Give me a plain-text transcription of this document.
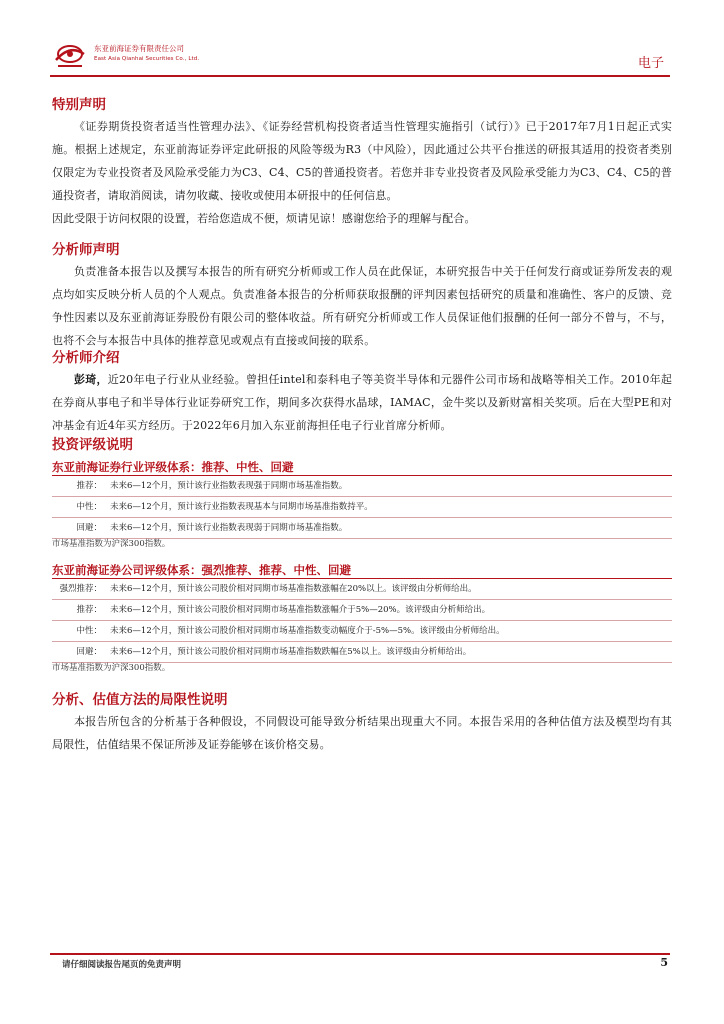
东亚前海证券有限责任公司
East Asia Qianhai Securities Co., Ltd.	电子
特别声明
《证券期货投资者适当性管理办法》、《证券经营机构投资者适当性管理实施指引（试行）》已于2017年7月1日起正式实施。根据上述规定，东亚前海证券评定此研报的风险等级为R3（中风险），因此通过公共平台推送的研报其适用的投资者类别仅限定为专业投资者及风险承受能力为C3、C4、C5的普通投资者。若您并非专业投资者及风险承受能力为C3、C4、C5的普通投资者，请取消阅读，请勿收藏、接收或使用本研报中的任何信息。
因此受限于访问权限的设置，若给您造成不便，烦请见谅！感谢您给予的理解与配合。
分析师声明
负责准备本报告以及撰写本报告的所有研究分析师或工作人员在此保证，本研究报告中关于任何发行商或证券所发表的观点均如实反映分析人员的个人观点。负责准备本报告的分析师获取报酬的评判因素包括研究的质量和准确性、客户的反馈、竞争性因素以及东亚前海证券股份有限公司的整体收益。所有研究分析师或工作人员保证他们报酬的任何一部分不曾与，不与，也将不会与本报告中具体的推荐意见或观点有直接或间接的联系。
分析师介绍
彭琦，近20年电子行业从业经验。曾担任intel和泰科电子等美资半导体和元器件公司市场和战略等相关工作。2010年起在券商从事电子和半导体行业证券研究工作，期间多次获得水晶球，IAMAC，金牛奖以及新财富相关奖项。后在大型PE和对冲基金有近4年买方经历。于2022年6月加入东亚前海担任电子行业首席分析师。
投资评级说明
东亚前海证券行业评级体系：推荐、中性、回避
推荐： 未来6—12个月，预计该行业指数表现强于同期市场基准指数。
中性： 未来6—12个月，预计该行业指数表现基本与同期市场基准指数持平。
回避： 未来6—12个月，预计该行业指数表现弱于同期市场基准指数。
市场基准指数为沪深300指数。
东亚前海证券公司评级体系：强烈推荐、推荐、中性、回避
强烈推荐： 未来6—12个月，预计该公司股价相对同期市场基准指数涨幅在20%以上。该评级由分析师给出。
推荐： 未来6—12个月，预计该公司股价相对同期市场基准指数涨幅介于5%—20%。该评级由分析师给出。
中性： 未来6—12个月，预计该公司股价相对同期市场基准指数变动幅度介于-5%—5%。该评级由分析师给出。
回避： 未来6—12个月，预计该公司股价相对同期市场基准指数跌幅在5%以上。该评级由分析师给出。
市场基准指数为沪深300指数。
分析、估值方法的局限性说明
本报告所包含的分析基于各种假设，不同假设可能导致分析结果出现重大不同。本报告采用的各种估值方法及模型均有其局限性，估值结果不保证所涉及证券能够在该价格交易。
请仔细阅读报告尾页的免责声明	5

Task details
Write every entry out again exactly, dropping the pictures.

Final answer
Give me a plain-text transcription of this document.
东亚前海证券有限责任公司
East Asia Qianhai Securities Co., Ltd.	电子
特别声明
《证券期货投资者适当性管理办法》、《证券经营机构投资者适当性管理实施指引（试行）》已于2017年7月1日起正式实施。根据上述规定，东亚前海证券评定此研报的风险等级为R3（中风险），因此通过公共平台推送的研报其适用的投资者类别仅限定为专业投资者及风险承受能力为C3、C4、C5的普通投资者。若您并非专业投资者及风险承受能力为C3、C4、C5的普通投资者，请取消阅读，请勿收藏、接收或使用本研报中的任何信息。
因此受限于访问权限的设置，若给您造成不便，烦请见谅！感谢您给予的理解与配合。
分析师声明
负责准备本报告以及撰写本报告的所有研究分析师或工作人员在此保证，本研究报告中关于任何发行商或证券所发表的观点均如实反映分析人员的个人观点。负责准备本报告的分析师获取报酬的评判因素包括研究的质量和准确性、客户的反馈、竞争性因素以及东亚前海证券股份有限公司的整体收益。所有研究分析师或工作人员保证他们报酬的任何一部分不曾与，不与，也将不会与本报告中具体的推荐意见或观点有直接或间接的联系。
分析师介绍
彭琦，近20年电子行业从业经验。曾担任intel和泰科电子等美资半导体和元器件公司市场和战略等相关工作。2010年起在券商从事电子和半导体行业证券研究工作，期间多次获得水晶球，IAMAC，金牛奖以及新财富相关奖项。后在大型PE和对冲基金有近4年买方经历。于2022年6月加入东亚前海担任电子行业首席分析师。
投资评级说明
东亚前海证券行业评级体系：推荐、中性、回避
推荐： 未来6—12个月，预计该行业指数表现强于同期市场基准指数。
中性： 未来6—12个月，预计该行业指数表现基本与同期市场基准指数持平。
回避： 未来6—12个月，预计该行业指数表现弱于同期市场基准指数。
市场基准指数为沪深300指数。
东亚前海证券公司评级体系：强烈推荐、推荐、中性、回避
强烈推荐： 未来6—12个月，预计该公司股价相对同期市场基准指数涨幅在20%以上。该评级由分析师给出。
推荐： 未来6—12个月，预计该公司股价相对同期市场基准指数涨幅介于5%—20%。该评级由分析师给出。
中性： 未来6—12个月，预计该公司股价相对同期市场基准指数变动幅度介于-5%—5%。该评级由分析师给出。
回避： 未来6—12个月，预计该公司股价相对同期市场基准指数跌幅在5%以上。该评级由分析师给出。
市场基准指数为沪深300指数。
分析、估值方法的局限性说明
本报告所包含的分析基于各种假设，不同假设可能导致分析结果出现重大不同。本报告采用的各种估值方法及模型均有其局限性，估值结果不保证所涉及证券能够在该价格交易。
请仔细阅读报告尾页的免责声明	5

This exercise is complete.